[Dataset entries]
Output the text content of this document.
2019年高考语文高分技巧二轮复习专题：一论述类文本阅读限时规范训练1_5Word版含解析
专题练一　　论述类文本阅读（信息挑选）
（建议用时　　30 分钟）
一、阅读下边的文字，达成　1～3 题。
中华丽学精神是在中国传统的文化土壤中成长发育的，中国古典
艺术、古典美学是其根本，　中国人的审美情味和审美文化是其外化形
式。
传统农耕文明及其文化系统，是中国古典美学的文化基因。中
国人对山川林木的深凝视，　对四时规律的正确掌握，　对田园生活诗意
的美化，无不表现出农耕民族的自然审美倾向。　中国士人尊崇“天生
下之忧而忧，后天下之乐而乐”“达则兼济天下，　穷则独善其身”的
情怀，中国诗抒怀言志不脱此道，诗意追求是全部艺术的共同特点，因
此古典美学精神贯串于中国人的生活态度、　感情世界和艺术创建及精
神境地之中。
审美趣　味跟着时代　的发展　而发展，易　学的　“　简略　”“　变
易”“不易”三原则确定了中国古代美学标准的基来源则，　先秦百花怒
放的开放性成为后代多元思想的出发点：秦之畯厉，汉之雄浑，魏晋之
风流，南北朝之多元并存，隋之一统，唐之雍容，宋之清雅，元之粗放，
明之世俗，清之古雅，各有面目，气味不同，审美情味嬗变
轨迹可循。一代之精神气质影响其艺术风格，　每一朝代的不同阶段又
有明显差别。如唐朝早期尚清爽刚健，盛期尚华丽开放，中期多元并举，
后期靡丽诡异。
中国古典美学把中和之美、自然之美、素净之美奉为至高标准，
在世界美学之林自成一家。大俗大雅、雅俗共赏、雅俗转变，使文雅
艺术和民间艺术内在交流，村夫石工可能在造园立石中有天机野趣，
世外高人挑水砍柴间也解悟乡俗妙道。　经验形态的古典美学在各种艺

**The exercise:** Write down every line of the data exactly as it appears above.

**Task response:**
Output the text content of this document.
2019年高考语文高分技巧二轮复习专题：一论述类文本阅读限时规范训练1_5Word版含解析
专题练一　　论述类文本阅读（信息挑选）
（建议用时　　30 分钟）
一、阅读下边的文字，达成　1～3 题。
中华丽学精神是在中国传统的文化土壤中成长发育的，中国古典
艺术、古典美学是其根本，　中国人的审美情味和审美文化是其外化形
式。
传统农耕文明及其文化系统，是中国古典美学的文化基因。中
国人对山川林木的深凝视，　对四时规律的正确掌握，　对田园生活诗意
的美化，无不表现出农耕民族的自然审美倾向。　中国士人尊崇“天生
下之忧而忧，后天下之乐而乐”“达则兼济天下，　穷则独善其身”的
情怀，中国诗抒怀言志不脱此道，诗意追求是全部艺术的共同特点，因
此古典美学精神贯串于中国人的生活态度、　感情世界和艺术创建及精
神境地之中。
审美趣　味跟着时代　的发展　而发展，易　学的　“　简略　”“　变
易”“不易”三原则确定了中国古代美学标准的基来源则，　先秦百花怒
放的开放性成为后代多元思想的出发点：秦之畯厉，汉之雄浑，魏晋之
风流，南北朝之多元并存，隋之一统，唐之雍容，宋之清雅，元之粗放，
明之世俗，清之古雅，各有面目，气味不同，审美情味嬗变
轨迹可循。一代之精神气质影响其艺术风格，　每一朝代的不同阶段又
有明显差别。如唐朝早期尚清爽刚健，盛期尚华丽开放，中期多元并举，
后期靡丽诡异。
中国古典美学把中和之美、自然之美、素净之美奉为至高标准，
在世界美学之林自成一家。大俗大雅、雅俗共赏、雅俗转变，使文雅
艺术和民间艺术内在交流，村夫石工可能在造园立石中有天机野趣，
世外高人挑水砍柴间也解悟乡俗妙道。　经验形态的古典美学在各种艺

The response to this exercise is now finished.